● **YOUR INSTRUCTIONS**:
Will you give the material below again, every line exactly as it is?

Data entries
◆ ◆ ◆ ◆ ◆
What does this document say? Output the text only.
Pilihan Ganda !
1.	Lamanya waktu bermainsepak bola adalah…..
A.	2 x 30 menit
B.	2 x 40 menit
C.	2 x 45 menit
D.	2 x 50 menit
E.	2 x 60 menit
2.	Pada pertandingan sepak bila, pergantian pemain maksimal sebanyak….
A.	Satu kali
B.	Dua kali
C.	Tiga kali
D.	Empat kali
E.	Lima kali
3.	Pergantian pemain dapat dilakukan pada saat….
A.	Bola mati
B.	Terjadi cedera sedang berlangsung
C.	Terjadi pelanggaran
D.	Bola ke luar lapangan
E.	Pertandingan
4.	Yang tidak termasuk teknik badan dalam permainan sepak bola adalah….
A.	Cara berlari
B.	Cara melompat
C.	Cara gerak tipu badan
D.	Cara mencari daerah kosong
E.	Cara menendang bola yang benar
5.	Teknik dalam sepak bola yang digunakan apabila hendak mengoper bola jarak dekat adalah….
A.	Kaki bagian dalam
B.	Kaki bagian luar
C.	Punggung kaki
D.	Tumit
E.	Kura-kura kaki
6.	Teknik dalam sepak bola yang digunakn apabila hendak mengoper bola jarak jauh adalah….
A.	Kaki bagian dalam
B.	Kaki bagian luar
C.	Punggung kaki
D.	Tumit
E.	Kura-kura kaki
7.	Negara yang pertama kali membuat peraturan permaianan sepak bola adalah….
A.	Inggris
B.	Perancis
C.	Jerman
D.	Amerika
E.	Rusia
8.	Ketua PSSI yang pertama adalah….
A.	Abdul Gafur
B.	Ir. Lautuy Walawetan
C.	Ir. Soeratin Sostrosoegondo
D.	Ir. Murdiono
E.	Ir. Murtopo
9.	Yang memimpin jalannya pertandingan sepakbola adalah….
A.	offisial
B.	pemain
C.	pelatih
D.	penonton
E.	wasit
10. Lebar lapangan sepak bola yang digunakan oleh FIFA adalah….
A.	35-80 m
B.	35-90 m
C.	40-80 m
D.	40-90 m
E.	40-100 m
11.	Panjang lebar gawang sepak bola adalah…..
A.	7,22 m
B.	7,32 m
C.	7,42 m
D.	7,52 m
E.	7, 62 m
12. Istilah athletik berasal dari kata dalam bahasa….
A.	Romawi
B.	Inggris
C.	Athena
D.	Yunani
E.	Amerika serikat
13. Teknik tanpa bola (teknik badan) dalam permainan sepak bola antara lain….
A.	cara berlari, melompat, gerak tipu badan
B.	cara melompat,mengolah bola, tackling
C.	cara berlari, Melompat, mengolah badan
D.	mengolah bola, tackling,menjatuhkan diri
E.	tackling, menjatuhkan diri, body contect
◆ ◆ ◆ ◆ ◆
● **ANSWER**:
What does this document say? Output the text only.
Pilihan Ganda !
1.	Lamanya waktu bermainsepak bola adalah…..
A.	2 x 30 menit
B.	2 x 40 menit
C.	2 x 45 menit
D.	2 x 50 menit
E.	2 x 60 menit
2.	Pada pertandingan sepak bila, pergantian pemain maksimal sebanyak….
A.	Satu kali
B.	Dua kali
C.	Tiga kali
D.	Empat kali
E.	Lima kali
3.	Pergantian pemain dapat dilakukan pada saat….
A.	Bola mati
B.	Terjadi cedera sedang berlangsung
C.	Terjadi pelanggaran
D.	Bola ke luar lapangan
E.	Pertandingan
4.	Yang tidak termasuk teknik badan dalam permainan sepak bola adalah….
A.	Cara berlari
B.	Cara melompat
C.	Cara gerak tipu badan
D.	Cara mencari daerah kosong
E.	Cara menendang bola yang benar
5.	Teknik dalam sepak bola yang digunakan apabila hendak mengoper bola jarak dekat adalah….
A.	Kaki bagian dalam
B.	Kaki bagian luar
C.	Punggung kaki
D.	Tumit
E.	Kura-kura kaki
6.	Teknik dalam sepak bola yang digunakn apabila hendak mengoper bola jarak jauh adalah….
A.	Kaki bagian dalam
B.	Kaki bagian luar
C.	Punggung kaki
D.	Tumit
E.	Kura-kura kaki
7.	Negara yang pertama kali membuat peraturan permaianan sepak bola adalah….
A.	Inggris
B.	Perancis
C.	Jerman
D.	Amerika
E.	Rusia
8.	Ketua PSSI yang pertama adalah….
A.	Abdul Gafur
B.	Ir. Lautuy Walawetan
C.	Ir. Soeratin Sostrosoegondo
D.	Ir. Murdiono
E.	Ir. Murtopo
9.	Yang memimpin jalannya pertandingan sepakbola adalah….
A.	offisial
B.	pemain
C.	pelatih
D.	penonton
E.	wasit
10. Lebar lapangan sepak bola yang digunakan oleh FIFA adalah….
A.	35-80 m
B.	35-90 m
C.	40-80 m
D.	40-90 m
E.	40-100 m
11.	Panjang lebar gawang sepak bola adalah…..
A.	7,22 m
B.	7,32 m
C.	7,42 m
D.	7,52 m
E.	7, 62 m
12. Istilah athletik berasal dari kata dalam bahasa….
A.	Romawi
B.	Inggris
C.	Athena
D.	Yunani
E.	Amerika serikat
13. Teknik tanpa bola (teknik badan) dalam permainan sepak bola antara lain….
A.	cara berlari, melompat, gerak tipu badan
B.	cara melompat,mengolah bola, tackling
C.	cara berlari, Melompat, mengolah badan
D.	mengolah bola, tackling,menjatuhkan diri
E.	tackling, menjatuhkan diri, body contect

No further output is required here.